AIM -> Copy the listing below word for word, from its opening line through the line containing "value-cell-col-9: 0 <box>843 479", inclusive.

======

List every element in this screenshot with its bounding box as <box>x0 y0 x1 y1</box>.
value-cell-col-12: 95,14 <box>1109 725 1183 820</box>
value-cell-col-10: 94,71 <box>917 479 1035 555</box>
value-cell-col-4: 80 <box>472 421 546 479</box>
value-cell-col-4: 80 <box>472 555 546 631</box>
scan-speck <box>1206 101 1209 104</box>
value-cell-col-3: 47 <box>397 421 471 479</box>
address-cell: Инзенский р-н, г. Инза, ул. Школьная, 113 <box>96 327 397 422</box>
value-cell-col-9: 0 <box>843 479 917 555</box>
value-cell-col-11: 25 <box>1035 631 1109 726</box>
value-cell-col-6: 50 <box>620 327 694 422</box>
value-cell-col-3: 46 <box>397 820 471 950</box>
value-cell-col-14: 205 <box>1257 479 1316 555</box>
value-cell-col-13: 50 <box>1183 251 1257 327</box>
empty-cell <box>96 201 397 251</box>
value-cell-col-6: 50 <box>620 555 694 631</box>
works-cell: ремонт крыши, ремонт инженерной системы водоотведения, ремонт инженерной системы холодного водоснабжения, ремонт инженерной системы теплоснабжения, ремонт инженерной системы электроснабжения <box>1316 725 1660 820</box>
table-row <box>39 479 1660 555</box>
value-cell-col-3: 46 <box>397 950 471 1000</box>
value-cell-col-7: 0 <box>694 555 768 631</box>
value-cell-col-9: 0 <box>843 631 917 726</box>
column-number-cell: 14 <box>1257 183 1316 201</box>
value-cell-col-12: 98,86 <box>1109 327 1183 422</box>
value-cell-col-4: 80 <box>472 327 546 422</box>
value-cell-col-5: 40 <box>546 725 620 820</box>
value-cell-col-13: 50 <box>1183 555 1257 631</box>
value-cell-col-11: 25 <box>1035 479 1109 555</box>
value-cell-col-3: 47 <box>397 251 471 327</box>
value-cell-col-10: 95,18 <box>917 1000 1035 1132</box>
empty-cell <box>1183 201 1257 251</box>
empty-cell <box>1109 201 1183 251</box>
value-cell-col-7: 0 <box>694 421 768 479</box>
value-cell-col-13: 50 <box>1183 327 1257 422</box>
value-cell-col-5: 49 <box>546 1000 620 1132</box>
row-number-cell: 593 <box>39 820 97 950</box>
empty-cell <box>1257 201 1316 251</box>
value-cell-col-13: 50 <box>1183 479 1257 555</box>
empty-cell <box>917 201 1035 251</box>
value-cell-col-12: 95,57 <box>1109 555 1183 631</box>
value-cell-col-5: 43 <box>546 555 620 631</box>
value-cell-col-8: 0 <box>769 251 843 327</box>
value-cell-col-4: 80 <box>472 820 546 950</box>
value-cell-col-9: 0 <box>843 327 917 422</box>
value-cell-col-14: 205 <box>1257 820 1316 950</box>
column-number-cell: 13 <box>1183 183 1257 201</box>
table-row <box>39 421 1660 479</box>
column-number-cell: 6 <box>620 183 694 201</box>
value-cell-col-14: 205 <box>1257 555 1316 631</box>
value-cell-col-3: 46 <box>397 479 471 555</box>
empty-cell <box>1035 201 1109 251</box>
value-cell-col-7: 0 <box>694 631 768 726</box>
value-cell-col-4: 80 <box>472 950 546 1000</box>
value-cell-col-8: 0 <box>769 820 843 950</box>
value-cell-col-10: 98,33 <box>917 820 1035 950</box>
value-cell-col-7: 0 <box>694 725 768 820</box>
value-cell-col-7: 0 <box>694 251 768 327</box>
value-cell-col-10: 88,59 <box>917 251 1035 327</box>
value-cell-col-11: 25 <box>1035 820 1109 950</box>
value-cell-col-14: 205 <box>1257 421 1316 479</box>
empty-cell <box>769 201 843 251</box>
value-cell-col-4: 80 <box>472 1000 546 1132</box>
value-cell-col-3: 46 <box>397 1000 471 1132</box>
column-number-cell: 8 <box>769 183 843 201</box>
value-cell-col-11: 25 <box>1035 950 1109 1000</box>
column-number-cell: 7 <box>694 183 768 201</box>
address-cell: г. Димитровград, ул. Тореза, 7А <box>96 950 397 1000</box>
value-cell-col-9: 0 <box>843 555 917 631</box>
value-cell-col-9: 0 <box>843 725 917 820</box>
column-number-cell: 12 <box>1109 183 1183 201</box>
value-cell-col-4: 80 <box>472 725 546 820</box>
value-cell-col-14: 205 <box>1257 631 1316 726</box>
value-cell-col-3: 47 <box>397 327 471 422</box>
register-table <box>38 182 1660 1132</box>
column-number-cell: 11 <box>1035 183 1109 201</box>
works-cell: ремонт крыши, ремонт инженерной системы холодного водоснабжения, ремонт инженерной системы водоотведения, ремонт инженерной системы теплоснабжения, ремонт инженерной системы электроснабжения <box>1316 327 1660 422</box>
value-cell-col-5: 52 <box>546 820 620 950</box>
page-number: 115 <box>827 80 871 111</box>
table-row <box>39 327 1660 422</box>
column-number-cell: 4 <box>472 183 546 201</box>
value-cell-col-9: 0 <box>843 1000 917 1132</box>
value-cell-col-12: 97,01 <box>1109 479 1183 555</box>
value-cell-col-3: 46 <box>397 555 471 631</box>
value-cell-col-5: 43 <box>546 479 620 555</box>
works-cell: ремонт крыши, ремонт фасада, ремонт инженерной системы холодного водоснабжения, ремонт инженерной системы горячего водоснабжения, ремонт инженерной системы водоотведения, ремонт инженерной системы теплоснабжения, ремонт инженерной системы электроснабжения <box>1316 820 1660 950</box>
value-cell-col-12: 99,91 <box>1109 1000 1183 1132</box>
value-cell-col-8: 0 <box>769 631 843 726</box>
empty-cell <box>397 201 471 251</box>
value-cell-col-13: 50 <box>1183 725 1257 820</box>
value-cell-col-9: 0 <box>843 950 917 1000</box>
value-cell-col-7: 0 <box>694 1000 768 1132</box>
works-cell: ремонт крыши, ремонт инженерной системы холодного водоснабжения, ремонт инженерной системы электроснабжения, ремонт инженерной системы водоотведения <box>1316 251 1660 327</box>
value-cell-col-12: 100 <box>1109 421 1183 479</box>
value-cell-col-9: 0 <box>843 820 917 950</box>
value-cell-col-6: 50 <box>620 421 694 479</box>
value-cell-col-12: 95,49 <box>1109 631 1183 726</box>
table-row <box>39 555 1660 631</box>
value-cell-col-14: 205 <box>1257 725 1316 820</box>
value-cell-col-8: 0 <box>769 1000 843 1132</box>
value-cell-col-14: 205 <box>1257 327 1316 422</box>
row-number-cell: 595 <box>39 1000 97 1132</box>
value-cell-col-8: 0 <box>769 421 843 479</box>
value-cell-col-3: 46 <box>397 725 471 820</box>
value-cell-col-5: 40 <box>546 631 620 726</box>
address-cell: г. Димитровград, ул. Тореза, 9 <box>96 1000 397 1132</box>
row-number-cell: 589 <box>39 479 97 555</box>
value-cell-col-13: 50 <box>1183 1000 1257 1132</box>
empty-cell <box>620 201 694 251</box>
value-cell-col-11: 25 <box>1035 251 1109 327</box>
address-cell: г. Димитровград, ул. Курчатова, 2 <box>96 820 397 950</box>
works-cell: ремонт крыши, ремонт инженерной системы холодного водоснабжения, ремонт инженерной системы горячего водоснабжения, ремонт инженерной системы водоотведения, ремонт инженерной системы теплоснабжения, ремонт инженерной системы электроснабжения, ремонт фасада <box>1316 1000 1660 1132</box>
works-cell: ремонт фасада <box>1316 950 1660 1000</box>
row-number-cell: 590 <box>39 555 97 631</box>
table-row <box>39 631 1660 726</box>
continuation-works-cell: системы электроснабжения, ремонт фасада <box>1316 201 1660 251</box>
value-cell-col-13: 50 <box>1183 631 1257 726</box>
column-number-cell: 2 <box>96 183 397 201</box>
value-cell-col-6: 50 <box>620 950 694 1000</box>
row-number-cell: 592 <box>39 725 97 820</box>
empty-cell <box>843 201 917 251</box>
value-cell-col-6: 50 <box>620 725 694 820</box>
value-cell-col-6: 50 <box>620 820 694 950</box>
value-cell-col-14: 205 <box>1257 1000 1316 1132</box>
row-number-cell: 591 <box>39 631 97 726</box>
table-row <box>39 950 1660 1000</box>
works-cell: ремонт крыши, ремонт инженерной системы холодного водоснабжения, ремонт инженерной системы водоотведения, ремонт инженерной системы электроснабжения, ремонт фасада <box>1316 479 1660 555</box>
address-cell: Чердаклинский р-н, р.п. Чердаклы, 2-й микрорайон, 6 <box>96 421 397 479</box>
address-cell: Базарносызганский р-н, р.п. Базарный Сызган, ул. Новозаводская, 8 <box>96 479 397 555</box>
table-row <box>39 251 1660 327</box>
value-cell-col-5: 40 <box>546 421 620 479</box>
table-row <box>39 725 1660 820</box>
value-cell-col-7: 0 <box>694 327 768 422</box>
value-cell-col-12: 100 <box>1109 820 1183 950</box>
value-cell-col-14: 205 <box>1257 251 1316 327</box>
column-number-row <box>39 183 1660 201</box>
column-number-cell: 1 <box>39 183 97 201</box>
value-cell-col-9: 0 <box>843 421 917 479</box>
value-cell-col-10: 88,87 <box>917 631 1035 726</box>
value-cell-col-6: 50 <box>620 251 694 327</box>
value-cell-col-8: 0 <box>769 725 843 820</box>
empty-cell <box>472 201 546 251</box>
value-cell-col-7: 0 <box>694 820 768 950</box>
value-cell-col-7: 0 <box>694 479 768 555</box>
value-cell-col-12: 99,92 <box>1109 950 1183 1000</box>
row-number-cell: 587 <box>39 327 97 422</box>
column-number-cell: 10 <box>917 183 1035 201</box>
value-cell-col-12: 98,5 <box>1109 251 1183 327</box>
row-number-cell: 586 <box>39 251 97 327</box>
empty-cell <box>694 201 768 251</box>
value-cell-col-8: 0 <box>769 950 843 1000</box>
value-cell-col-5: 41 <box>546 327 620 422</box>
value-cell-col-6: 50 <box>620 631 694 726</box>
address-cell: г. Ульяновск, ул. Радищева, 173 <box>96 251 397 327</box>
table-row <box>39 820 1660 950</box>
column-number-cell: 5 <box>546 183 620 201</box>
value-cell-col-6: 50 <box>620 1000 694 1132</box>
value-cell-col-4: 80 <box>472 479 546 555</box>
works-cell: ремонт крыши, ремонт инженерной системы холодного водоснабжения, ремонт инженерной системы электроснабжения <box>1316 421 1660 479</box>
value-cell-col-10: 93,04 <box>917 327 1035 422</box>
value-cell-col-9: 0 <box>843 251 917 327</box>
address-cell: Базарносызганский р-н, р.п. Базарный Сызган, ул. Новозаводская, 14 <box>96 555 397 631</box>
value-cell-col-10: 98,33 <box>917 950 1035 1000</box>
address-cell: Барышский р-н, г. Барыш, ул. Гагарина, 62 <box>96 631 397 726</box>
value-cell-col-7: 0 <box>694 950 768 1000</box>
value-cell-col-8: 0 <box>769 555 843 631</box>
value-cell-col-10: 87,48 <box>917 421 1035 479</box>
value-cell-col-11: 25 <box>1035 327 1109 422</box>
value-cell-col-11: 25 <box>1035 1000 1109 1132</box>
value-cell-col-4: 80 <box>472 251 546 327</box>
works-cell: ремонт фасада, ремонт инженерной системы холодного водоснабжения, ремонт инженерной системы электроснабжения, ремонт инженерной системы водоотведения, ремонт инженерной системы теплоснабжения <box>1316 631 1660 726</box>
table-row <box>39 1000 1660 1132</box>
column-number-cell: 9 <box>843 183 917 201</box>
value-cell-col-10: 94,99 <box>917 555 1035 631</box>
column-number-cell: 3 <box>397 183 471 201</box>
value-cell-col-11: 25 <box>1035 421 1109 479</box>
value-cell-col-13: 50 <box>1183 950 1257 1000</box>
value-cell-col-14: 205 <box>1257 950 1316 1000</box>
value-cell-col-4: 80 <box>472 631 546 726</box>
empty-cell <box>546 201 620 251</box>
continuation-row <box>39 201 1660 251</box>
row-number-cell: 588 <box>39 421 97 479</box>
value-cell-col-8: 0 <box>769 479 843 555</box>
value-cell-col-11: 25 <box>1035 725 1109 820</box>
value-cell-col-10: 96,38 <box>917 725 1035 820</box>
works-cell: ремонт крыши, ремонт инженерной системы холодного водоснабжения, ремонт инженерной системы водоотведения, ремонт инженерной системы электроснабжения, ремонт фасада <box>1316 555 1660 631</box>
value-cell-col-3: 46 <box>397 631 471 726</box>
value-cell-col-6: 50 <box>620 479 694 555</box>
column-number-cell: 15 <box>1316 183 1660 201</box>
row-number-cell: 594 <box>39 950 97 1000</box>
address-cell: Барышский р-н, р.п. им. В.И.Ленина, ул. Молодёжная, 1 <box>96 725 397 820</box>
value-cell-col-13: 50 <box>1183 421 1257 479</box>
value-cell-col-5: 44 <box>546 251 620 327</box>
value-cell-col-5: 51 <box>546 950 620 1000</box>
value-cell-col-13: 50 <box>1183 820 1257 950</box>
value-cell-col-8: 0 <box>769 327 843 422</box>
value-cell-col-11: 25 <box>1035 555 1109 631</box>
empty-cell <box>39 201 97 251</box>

======

RESPONSE ->
List every element in this screenshot with its bounding box as <box>x0 y0 x1 y1</box>.
value-cell-col-12: 95,14 <box>1109 725 1183 820</box>
value-cell-col-10: 94,71 <box>917 479 1035 555</box>
value-cell-col-4: 80 <box>472 421 546 479</box>
value-cell-col-4: 80 <box>472 555 546 631</box>
scan-speck <box>1206 101 1209 104</box>
value-cell-col-3: 47 <box>397 421 471 479</box>
address-cell: Инзенский р-н, г. Инза, ул. Школьная, 113 <box>96 327 397 422</box>
value-cell-col-9: 0 <box>843 479 917 555</box>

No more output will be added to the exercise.